- **Aim**
Write out each line of the listing as it stands, without the images.
▬▬▬▬▬▬▬▬▬▬
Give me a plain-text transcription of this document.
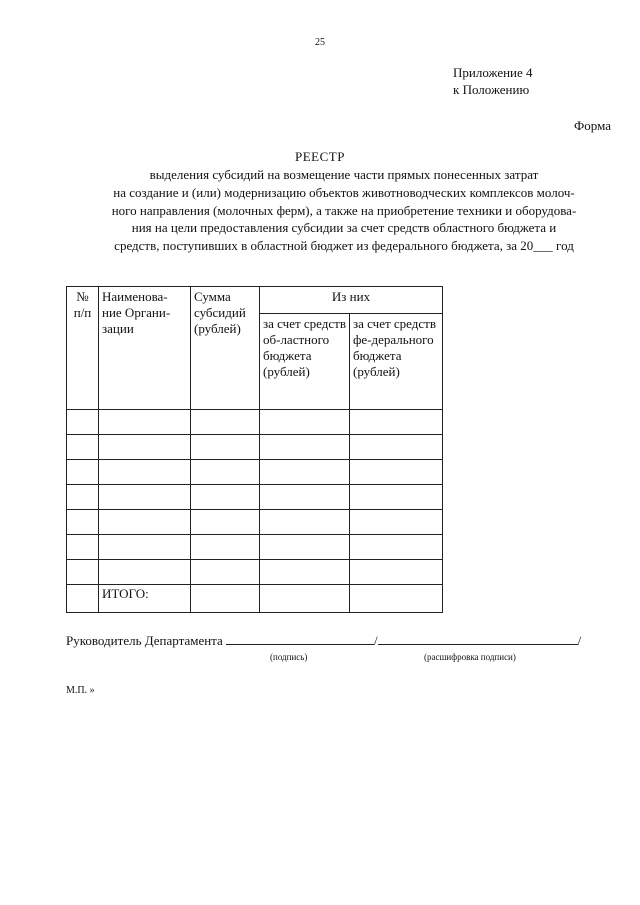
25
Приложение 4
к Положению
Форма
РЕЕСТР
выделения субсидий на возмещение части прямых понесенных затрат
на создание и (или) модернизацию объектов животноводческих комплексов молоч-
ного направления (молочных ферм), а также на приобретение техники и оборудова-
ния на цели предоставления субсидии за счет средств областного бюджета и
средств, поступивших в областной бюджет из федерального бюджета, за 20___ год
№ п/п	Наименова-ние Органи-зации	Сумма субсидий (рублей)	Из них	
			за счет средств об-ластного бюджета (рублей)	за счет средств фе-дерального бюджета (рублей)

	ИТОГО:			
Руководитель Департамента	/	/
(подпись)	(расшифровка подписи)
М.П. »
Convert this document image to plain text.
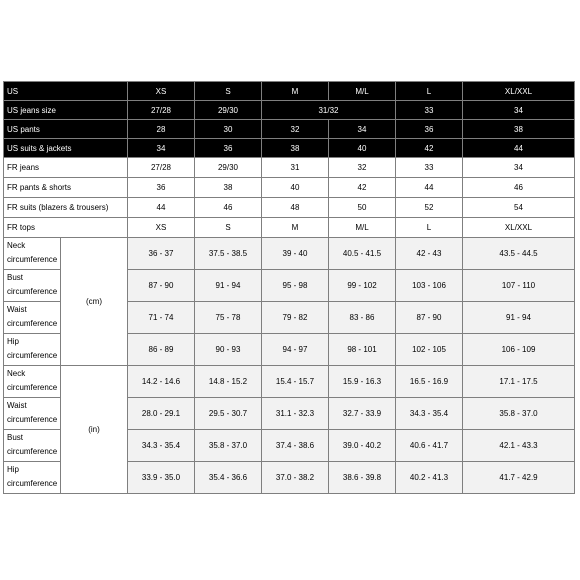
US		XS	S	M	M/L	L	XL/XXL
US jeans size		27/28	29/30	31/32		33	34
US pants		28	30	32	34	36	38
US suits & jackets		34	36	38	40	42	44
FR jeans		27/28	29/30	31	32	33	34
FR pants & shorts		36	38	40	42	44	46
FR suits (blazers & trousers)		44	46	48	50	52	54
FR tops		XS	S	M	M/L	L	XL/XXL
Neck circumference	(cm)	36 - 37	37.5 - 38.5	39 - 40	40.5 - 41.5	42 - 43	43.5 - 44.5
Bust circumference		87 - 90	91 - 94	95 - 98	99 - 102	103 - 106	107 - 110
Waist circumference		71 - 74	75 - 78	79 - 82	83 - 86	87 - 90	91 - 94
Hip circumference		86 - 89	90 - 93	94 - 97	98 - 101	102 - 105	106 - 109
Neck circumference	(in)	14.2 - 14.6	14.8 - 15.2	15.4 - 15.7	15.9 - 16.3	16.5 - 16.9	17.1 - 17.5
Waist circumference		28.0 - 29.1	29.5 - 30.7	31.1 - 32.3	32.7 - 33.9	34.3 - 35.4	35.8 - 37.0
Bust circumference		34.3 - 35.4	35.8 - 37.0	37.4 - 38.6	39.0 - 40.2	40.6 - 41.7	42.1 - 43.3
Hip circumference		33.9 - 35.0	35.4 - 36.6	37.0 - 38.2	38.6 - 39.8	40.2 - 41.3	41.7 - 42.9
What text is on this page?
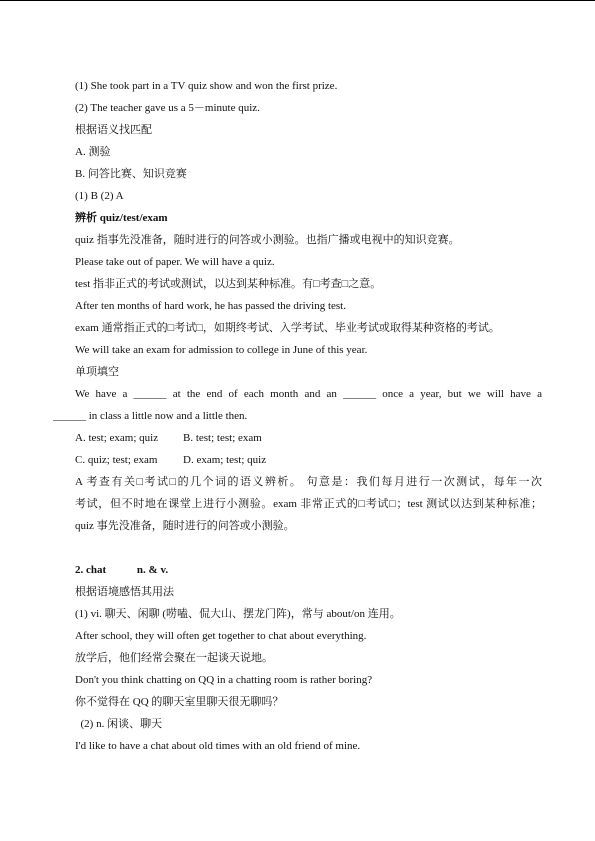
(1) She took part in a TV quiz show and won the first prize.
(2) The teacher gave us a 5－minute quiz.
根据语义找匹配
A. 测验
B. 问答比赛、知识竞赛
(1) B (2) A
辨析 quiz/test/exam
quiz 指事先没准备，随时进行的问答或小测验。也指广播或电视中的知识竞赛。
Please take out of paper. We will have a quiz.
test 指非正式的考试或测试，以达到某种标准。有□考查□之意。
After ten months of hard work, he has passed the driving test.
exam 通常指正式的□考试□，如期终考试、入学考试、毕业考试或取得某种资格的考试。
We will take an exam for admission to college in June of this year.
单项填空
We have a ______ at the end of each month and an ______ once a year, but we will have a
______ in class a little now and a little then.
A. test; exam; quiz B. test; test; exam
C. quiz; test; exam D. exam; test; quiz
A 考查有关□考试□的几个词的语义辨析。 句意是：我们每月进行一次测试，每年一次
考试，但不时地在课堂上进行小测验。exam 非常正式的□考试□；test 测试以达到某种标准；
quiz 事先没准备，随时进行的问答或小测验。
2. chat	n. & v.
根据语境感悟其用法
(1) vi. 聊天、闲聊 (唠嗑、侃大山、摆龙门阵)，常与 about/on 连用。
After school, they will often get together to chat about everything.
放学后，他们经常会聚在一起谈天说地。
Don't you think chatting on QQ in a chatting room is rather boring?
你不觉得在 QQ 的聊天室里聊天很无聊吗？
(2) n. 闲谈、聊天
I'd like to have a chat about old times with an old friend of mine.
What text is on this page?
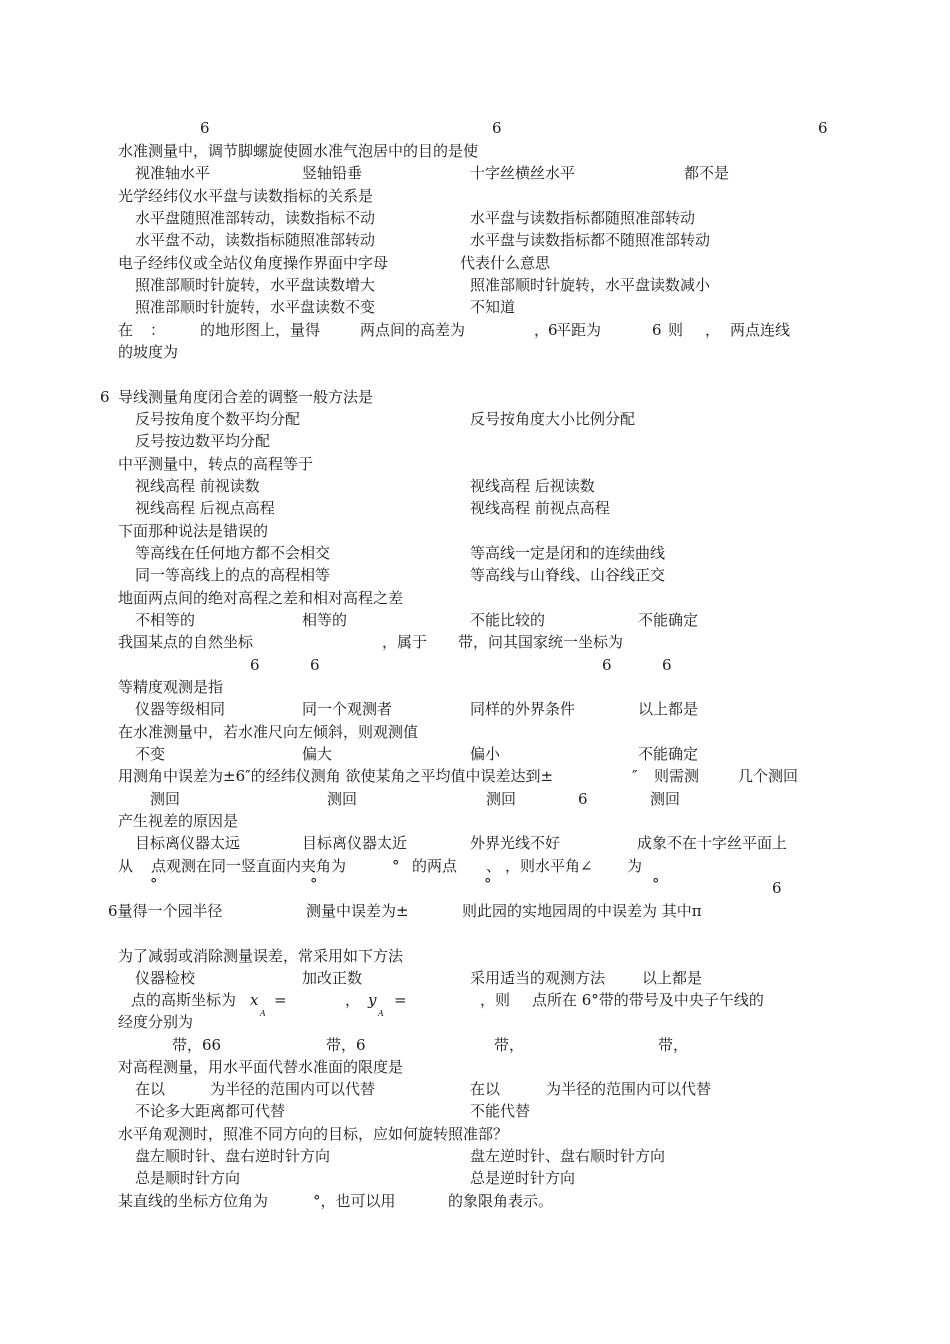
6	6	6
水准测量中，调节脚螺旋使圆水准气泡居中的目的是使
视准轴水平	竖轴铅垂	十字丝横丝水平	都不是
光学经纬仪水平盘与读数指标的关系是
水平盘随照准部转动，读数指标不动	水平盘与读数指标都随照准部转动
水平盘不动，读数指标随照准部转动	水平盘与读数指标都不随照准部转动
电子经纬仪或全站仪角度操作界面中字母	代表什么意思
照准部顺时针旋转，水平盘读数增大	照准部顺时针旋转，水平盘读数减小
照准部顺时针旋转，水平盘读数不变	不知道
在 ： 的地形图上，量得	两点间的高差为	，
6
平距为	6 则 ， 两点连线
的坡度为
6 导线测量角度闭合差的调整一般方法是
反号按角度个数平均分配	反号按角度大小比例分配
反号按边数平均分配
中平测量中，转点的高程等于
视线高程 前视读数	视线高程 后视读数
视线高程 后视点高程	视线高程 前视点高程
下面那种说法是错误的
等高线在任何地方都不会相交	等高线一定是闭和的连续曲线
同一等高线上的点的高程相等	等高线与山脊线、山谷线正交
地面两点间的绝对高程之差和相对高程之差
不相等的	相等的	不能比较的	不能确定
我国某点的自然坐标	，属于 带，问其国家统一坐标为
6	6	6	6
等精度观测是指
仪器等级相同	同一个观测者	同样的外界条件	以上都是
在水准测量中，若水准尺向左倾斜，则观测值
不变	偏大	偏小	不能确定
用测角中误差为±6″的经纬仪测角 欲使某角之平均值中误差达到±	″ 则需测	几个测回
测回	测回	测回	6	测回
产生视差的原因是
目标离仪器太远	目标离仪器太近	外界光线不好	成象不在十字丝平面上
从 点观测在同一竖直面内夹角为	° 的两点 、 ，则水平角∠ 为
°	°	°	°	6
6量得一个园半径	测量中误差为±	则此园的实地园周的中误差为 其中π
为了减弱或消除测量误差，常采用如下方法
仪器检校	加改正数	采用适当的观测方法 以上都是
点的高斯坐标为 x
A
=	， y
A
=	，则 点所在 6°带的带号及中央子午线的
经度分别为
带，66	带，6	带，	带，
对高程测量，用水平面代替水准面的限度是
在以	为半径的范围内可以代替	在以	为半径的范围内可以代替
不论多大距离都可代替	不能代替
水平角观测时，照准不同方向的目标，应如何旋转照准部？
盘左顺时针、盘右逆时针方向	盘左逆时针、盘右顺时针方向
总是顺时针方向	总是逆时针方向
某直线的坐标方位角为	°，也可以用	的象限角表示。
▬▬▬▬▬▬▬▬▬▬
- **The result**
Give me a plain-text transcription of this document.
25
Приложение 4
к Положению
Форма
РЕЕСТР
выделения субсидий на возмещение части прямых понесенных затрат
на создание и (или) модернизацию объектов животноводческих комплексов молоч-
ного направления (молочных ферм), а также на приобретение техники и оборудова-
ния на цели предоставления субсидии за счет средств областного бюджета и
средств, поступивших в областной бюджет из федерального бюджета, за 20___ год
№ п/п	Наименова-ние Органи-зации	Сумма субсидий (рублей)	Из них	
			за счет средств об-ластного бюджета (рублей)	за счет средств фе-дерального бюджета (рублей)

	ИТОГО:			
Руководитель Департамента	/	/
(подпись)	(расшифровка подписи)
М.П. »
Convert this document image to plain text.
US		XS	S	M	M/L	L	XL/XXL
US jeans size		27/28	29/30	31/32		33	34
US pants		28	30	32	34	36	38
US suits & jackets		34	36	38	40	42	44
FR jeans		27/28	29/30	31	32	33	34
FR pants & shorts		36	38	40	42	44	46
FR suits (blazers & trousers)		44	46	48	50	52	54
FR tops		XS	S	M	M/L	L	XL/XXL
Neck circumference	(cm)	36 - 37	37.5 - 38.5	39 - 40	40.5 - 41.5	42 - 43	43.5 - 44.5
Bust circumference		87 - 90	91 - 94	95 - 98	99 - 102	103 - 106	107 - 110
Waist circumference		71 - 74	75 - 78	79 - 82	83 - 86	87 - 90	91 - 94
Hip circumference		86 - 89	90 - 93	94 - 97	98 - 101	102 - 105	106 - 109
Neck circumference	(in)	14.2 - 14.6	14.8 - 15.2	15.4 - 15.7	15.9 - 16.3	16.5 - 16.9	17.1 - 17.5
Waist circumference		28.0 - 29.1	29.5 - 30.7	31.1 - 32.3	32.7 - 33.9	34.3 - 35.4	35.8 - 37.0
Bust circumference		34.3 - 35.4	35.8 - 37.0	37.4 - 38.6	39.0 - 40.2	40.6 - 41.7	42.1 - 43.3
Hip circumference		33.9 - 35.0	35.4 - 36.6	37.0 - 38.2	38.6 - 39.8	40.2 - 41.3	41.7 - 42.9
What text is on this page?
(1) She took part in a TV quiz show and won the first prize.
(2) The teacher gave us a 5－minute quiz.
根据语义找匹配
A. 测验
B. 问答比赛、知识竞赛
(1) B (2) A
辨析 quiz/test/exam
quiz 指事先没准备，随时进行的问答或小测验。也指广播或电视中的知识竞赛。
Please take out of paper. We will have a quiz.
test 指非正式的考试或测试，以达到某种标准。有□考查□之意。
After ten months of hard work, he has passed the driving test.
exam 通常指正式的□考试□，如期终考试、入学考试、毕业考试或取得某种资格的考试。
We will take an exam for admission to college in June of this year.
单项填空
We have a ______ at the end of each month and an ______ once a year, but we will have a
______ in class a little now and a little then.
A. test; exam; quiz B. test; test; exam
C. quiz; test; exam D. exam; test; quiz
A 考查有关□考试□的几个词的语义辨析。 句意是：我们每月进行一次测试，每年一次
考试，但不时地在课堂上进行小测验。exam 非常正式的□考试□；test 测试以达到某种标准；
quiz 事先没准备，随时进行的问答或小测验。
2. chat	n. & v.
根据语境感悟其用法
(1) vi. 聊天、闲聊 (唠嗑、侃大山、摆龙门阵)，常与 about/on 连用。
After school, they will often get together to chat about everything.
放学后，他们经常会聚在一起谈天说地。
Don't you think chatting on QQ in a chatting room is rather boring?
你不觉得在 QQ 的聊天室里聊天很无聊吗？
(2) n. 闲谈、聊天
I'd like to have a chat about old times with an old friend of mine.
What text is on this page?
6	6	6
水准测量中，调节脚螺旋使圆水准气泡居中的目的是使
视准轴水平	竖轴铅垂	十字丝横丝水平	都不是
光学经纬仪水平盘与读数指标的关系是
水平盘随照准部转动，读数指标不动	水平盘与读数指标都随照准部转动
水平盘不动，读数指标随照准部转动	水平盘与读数指标都不随照准部转动
电子经纬仪或全站仪角度操作界面中字母	代表什么意思
照准部顺时针旋转，水平盘读数增大	照准部顺时针旋转，水平盘读数减小
照准部顺时针旋转，水平盘读数不变	不知道
在 ： 的地形图上，量得	两点间的高差为	，
6
平距为	6 则 ， 两点连线
的坡度为
6 导线测量角度闭合差的调整一般方法是
反号按角度个数平均分配	反号按角度大小比例分配
反号按边数平均分配
中平测量中，转点的高程等于
视线高程 前视读数	视线高程 后视读数
视线高程 后视点高程	视线高程 前视点高程
下面那种说法是错误的
等高线在任何地方都不会相交	等高线一定是闭和的连续曲线
同一等高线上的点的高程相等	等高线与山脊线、山谷线正交
地面两点间的绝对高程之差和相对高程之差
不相等的	相等的	不能比较的	不能确定
我国某点的自然坐标	，属于 带，问其国家统一坐标为
6	6	6	6
等精度观测是指
仪器等级相同	同一个观测者	同样的外界条件	以上都是
在水准测量中，若水准尺向左倾斜，则观测值
不变	偏大	偏小	不能确定
用测角中误差为±6″的经纬仪测角 欲使某角之平均值中误差达到±	″ 则需测	几个测回
测回	测回	测回	6	测回
产生视差的原因是
目标离仪器太远	目标离仪器太近	外界光线不好	成象不在十字丝平面上
从 点观测在同一竖直面内夹角为	° 的两点 、 ，则水平角∠ 为
°	°	°	°	6
6量得一个园半径	测量中误差为±	则此园的实地园周的中误差为 其中π
为了减弱或消除测量误差，常采用如下方法
仪器检校	加改正数	采用适当的观测方法 以上都是
点的高斯坐标为 x
A
=	， y
A
=	，则 点所在 6°带的带号及中央子午线的
经度分别为
带，66	带，6	带，	带，
对高程测量，用水平面代替水准面的限度是
在以	为半径的范围内可以代替	在以	为半径的范围内可以代替
不论多大距离都可代替	不能代替
水平角观测时，照准不同方向的目标，应如何旋转照准部？
盘左顺时针、盘右逆时针方向	盘左逆时针、盘右顺时针方向
总是顺时针方向	总是逆时针方向
某直线的坐标方位角为	°，也可以用	的象限角表示。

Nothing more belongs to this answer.